Write out everything from the start of the data down to the line containing "335, 584, 373]", both included, as a numbered list. Skip any blank lines.

== Task inputs

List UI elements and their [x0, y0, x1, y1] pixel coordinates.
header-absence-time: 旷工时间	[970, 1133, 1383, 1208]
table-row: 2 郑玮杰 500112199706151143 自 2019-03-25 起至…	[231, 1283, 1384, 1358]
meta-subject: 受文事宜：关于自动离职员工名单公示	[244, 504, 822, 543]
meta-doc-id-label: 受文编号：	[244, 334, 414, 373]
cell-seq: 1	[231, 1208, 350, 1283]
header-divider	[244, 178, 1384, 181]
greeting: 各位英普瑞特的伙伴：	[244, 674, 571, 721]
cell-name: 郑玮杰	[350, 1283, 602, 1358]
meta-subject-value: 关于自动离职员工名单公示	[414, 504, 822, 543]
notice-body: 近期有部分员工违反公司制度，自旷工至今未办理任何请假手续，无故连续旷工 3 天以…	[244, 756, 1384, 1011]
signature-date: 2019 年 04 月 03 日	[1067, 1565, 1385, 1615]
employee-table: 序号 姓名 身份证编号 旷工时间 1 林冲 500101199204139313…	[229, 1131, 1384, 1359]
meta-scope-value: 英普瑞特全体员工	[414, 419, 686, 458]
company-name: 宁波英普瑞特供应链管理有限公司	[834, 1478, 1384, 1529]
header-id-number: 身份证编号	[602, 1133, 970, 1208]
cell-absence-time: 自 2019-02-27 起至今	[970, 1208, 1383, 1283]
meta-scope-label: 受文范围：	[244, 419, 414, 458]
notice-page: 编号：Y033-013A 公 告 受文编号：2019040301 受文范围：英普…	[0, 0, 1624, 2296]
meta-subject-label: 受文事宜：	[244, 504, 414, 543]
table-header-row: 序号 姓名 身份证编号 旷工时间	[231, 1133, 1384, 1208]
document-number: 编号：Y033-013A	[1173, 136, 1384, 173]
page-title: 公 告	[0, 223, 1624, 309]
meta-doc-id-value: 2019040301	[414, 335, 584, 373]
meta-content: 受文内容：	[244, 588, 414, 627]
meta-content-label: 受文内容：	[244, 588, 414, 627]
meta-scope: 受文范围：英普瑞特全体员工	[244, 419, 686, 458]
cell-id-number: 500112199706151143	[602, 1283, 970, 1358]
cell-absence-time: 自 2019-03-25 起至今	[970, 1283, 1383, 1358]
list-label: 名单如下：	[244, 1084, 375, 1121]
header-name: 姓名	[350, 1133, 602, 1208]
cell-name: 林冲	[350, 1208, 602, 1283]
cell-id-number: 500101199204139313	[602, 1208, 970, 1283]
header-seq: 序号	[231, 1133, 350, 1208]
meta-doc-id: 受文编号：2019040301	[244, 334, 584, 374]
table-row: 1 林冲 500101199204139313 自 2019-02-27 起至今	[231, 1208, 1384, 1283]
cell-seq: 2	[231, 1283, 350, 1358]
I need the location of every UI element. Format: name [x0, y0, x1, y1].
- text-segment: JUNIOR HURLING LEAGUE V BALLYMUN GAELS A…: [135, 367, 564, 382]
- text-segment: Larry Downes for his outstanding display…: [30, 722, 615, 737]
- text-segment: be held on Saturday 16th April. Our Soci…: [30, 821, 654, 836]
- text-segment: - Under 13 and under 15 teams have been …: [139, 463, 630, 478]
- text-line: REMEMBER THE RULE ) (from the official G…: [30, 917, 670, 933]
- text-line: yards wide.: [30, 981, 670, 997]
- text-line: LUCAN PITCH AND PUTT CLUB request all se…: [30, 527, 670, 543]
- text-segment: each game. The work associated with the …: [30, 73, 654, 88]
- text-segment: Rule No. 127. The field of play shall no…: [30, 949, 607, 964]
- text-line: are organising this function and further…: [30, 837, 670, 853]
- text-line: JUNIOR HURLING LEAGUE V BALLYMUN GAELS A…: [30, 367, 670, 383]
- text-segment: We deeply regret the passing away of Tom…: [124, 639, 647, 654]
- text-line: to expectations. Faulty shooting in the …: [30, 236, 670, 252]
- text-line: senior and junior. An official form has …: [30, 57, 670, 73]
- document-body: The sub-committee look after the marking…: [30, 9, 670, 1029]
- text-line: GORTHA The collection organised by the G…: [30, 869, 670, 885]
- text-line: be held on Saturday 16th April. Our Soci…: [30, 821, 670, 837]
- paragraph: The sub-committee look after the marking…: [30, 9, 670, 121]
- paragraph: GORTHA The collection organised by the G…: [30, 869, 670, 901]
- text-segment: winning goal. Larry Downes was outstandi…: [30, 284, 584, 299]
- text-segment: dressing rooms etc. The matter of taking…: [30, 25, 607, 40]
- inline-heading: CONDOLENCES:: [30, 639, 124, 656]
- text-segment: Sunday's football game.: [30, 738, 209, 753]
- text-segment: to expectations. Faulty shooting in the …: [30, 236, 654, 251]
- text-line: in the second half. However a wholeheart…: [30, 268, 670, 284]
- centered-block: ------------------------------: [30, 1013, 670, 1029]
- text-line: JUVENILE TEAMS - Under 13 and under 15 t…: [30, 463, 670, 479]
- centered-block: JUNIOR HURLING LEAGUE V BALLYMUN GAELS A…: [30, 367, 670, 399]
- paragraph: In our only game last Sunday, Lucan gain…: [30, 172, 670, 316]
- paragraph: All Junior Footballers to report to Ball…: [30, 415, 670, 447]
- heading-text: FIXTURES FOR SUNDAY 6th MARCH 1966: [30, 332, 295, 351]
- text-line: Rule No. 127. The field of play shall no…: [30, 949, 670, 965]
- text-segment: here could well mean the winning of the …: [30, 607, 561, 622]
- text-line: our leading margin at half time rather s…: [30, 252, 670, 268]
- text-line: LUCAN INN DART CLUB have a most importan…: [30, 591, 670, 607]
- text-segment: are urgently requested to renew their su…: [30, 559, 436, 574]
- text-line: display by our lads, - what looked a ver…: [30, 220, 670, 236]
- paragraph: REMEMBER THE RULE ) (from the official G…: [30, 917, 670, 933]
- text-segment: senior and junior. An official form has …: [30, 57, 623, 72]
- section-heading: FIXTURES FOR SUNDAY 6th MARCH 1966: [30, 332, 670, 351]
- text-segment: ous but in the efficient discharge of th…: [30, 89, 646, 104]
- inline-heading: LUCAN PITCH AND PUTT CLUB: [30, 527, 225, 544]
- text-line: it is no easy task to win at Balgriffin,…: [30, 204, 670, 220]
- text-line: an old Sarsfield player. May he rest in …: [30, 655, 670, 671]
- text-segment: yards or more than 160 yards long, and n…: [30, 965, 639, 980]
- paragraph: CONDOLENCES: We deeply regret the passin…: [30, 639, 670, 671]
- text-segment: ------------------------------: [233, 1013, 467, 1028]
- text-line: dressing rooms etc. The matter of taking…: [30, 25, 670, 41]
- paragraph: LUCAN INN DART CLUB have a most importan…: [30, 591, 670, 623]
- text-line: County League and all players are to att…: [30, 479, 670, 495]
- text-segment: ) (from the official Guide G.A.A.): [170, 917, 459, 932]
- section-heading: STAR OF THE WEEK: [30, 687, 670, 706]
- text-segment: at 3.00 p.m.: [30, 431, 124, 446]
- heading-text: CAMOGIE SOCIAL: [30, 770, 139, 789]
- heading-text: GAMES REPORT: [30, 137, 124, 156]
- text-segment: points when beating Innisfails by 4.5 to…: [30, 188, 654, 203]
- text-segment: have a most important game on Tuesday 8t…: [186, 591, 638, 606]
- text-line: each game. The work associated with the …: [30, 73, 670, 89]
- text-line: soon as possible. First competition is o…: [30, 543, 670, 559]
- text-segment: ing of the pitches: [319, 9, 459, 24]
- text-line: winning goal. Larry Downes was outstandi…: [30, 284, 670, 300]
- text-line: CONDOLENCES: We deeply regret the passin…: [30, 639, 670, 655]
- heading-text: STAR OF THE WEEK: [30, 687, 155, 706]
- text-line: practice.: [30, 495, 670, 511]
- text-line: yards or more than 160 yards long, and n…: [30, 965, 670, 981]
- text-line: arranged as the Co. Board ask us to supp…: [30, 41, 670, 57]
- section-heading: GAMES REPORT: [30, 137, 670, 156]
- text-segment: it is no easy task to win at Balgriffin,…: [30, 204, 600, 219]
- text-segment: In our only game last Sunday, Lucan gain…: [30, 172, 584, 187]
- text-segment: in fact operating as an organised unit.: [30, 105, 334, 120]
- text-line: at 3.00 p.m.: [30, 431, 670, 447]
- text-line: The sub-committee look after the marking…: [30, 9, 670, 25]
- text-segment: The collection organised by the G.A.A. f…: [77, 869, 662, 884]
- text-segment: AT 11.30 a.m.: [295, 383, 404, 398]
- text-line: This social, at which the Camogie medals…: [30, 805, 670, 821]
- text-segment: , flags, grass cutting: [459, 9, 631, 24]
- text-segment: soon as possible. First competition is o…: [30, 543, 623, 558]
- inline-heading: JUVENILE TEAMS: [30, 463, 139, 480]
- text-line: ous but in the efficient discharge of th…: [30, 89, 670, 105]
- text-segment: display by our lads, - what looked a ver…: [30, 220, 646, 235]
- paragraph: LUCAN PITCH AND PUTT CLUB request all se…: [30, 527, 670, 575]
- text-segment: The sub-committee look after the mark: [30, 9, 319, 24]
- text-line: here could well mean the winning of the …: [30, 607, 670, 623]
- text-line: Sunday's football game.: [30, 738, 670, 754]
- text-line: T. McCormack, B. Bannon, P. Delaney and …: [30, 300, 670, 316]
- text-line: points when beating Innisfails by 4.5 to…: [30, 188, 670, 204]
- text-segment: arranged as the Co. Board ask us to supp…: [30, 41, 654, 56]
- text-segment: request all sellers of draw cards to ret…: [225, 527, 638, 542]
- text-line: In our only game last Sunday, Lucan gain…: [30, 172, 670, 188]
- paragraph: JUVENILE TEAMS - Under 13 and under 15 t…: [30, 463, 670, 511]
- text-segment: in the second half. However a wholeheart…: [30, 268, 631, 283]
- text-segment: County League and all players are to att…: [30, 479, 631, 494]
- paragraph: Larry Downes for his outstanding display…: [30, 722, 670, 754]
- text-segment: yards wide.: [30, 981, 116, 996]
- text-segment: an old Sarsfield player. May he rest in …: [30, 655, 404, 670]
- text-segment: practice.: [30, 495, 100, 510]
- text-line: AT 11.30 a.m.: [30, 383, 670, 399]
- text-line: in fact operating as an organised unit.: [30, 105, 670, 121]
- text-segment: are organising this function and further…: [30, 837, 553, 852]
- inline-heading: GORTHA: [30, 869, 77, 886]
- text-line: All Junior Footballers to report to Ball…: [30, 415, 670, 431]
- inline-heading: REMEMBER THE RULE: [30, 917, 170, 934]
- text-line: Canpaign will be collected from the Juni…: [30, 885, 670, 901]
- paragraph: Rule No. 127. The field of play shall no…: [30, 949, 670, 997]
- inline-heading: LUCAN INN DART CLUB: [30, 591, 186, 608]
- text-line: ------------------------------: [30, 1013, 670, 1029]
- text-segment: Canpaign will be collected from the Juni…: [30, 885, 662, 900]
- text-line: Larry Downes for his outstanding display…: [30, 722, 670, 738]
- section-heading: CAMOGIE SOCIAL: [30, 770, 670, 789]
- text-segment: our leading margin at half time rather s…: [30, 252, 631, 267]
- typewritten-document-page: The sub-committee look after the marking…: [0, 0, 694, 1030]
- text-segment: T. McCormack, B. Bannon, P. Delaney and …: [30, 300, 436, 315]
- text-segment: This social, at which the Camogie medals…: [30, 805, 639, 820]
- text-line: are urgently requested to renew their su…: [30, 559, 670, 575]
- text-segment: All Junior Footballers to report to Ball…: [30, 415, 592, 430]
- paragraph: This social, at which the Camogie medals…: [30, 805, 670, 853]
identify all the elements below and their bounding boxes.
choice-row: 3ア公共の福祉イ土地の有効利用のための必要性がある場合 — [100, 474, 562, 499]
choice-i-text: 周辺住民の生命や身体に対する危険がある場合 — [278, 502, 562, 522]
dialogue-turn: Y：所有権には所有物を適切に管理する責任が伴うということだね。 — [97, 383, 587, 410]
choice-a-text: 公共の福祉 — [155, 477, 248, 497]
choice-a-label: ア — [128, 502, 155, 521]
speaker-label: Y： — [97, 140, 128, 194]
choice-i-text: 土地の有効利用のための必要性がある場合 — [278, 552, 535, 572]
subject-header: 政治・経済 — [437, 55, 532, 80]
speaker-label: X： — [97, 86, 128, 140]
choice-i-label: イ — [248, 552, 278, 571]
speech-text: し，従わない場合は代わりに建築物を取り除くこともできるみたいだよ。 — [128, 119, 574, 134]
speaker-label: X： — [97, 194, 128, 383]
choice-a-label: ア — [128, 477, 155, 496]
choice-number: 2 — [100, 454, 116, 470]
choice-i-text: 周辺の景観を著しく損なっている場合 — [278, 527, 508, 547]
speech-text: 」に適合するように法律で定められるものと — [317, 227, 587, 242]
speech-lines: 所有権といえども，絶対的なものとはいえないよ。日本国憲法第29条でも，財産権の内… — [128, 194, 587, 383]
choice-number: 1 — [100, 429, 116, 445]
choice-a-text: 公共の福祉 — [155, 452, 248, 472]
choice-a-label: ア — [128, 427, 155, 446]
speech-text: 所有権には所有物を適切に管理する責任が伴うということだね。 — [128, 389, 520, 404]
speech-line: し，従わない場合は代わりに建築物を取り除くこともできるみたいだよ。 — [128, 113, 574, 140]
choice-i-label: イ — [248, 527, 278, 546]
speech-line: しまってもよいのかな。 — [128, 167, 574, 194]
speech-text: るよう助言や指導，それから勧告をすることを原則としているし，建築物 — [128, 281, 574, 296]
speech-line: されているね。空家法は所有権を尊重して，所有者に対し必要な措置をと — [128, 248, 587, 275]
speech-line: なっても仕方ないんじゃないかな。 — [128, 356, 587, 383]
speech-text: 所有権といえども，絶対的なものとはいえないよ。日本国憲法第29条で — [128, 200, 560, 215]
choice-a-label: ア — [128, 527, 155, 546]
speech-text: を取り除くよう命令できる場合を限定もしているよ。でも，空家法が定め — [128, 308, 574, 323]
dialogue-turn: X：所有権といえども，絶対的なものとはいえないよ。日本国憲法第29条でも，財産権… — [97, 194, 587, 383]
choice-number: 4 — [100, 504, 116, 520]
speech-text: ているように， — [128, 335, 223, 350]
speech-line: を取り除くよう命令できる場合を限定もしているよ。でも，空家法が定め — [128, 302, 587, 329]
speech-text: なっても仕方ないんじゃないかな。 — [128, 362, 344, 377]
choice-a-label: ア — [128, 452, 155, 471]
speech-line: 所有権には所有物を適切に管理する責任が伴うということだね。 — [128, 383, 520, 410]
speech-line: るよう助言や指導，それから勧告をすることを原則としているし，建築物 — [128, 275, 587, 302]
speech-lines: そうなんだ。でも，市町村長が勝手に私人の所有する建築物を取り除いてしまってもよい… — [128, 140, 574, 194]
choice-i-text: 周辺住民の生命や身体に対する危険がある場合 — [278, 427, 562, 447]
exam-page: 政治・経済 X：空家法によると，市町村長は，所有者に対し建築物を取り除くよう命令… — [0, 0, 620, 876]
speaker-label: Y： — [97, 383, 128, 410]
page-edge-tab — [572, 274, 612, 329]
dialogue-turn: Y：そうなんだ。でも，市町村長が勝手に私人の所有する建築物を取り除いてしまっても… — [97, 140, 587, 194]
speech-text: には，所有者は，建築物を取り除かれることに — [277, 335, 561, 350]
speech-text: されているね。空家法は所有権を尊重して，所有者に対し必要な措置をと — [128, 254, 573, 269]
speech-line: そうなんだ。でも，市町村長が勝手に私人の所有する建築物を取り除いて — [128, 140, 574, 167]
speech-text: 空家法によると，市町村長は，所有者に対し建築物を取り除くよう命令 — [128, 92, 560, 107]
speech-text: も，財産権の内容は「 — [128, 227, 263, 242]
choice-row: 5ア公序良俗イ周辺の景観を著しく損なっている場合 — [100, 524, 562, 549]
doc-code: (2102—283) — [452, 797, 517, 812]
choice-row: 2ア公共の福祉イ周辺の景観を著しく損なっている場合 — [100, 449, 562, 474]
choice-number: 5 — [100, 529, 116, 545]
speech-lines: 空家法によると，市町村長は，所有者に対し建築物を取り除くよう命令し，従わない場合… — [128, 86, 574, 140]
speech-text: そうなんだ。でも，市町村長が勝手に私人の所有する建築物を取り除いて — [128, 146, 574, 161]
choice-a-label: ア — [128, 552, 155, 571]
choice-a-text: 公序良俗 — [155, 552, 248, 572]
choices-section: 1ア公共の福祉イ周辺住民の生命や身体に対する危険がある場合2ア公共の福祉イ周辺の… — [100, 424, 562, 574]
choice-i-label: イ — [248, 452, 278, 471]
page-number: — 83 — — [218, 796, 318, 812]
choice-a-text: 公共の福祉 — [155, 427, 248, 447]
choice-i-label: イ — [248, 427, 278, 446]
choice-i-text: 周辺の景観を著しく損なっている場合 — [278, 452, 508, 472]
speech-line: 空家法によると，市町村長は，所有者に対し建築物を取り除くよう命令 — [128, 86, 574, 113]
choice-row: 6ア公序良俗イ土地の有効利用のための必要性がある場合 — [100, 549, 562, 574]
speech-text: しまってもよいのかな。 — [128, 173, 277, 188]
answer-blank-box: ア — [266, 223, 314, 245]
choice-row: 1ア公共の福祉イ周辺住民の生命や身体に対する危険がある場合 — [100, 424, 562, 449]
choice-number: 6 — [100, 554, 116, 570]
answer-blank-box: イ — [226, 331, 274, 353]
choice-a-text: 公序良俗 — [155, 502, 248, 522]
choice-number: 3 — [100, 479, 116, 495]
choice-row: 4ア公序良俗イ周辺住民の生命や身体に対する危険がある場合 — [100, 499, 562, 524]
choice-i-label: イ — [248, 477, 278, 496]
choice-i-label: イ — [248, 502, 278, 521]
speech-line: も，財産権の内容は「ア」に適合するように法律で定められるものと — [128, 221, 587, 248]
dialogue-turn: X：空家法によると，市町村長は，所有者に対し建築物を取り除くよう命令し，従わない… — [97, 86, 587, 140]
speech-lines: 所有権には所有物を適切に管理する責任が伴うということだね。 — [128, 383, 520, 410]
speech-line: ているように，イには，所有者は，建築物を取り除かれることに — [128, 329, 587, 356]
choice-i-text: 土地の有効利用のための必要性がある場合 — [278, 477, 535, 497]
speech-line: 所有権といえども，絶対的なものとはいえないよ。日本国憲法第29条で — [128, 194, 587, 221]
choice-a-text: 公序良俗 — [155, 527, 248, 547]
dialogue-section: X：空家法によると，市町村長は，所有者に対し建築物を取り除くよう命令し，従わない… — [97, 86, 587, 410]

====

## Full solution
1. List UI elements and their [x0, y0, x1, y1] pixel coordinates.
2. header-absence-time: 旷工时间	[970, 1133, 1383, 1208]
3. table-row: 2 郑玮杰 500112199706151143 自 2019-03-25 起至…	[231, 1283, 1384, 1358]
4. meta-subject: 受文事宜：关于自动离职员工名单公示	[244, 504, 822, 543]
5. meta-doc-id-label: 受文编号：	[244, 334, 414, 373]
6. cell-seq: 1	[231, 1208, 350, 1283]
7. header-divider	[244, 178, 1384, 181]
8. greeting: 各位英普瑞特的伙伴：	[244, 674, 571, 721]
9. cell-name: 郑玮杰	[350, 1283, 602, 1358]
10. meta-subject-value: 关于自动离职员工名单公示	[414, 504, 822, 543]
11. notice-body: 近期有部分员工违反公司制度，自旷工至今未办理任何请假手续，无故连续旷工 3 天以…	[244, 756, 1384, 1011]
12. signature-date: 2019 年 04 月 03 日	[1067, 1565, 1385, 1615]
13. employee-table: 序号 姓名 身份证编号 旷工时间 1 林冲 500101199204139313…	[229, 1131, 1384, 1359]
14. meta-scope-value: 英普瑞特全体员工	[414, 419, 686, 458]
15. company-name: 宁波英普瑞特供应链管理有限公司	[834, 1478, 1384, 1529]
16. header-id-number: 身份证编号	[602, 1133, 970, 1208]
17. cell-absence-time: 自 2019-02-27 起至今	[970, 1208, 1383, 1283]
18. meta-scope-label: 受文范围：	[244, 419, 414, 458]
19. notice-page: 编号：Y033-013A 公 告 受文编号：2019040301 受文范围：英普…	[0, 0, 1624, 2296]
20. meta-subject-label: 受文事宜：	[244, 504, 414, 543]
21. table-header-row: 序号 姓名 身份证编号 旷工时间	[231, 1133, 1384, 1208]
22. document-number: 编号：Y033-013A	[1173, 136, 1384, 173]
23. page-title: 公 告	[0, 223, 1624, 309]
24. meta-doc-id-value: 2019040301	[414, 335, 584, 373]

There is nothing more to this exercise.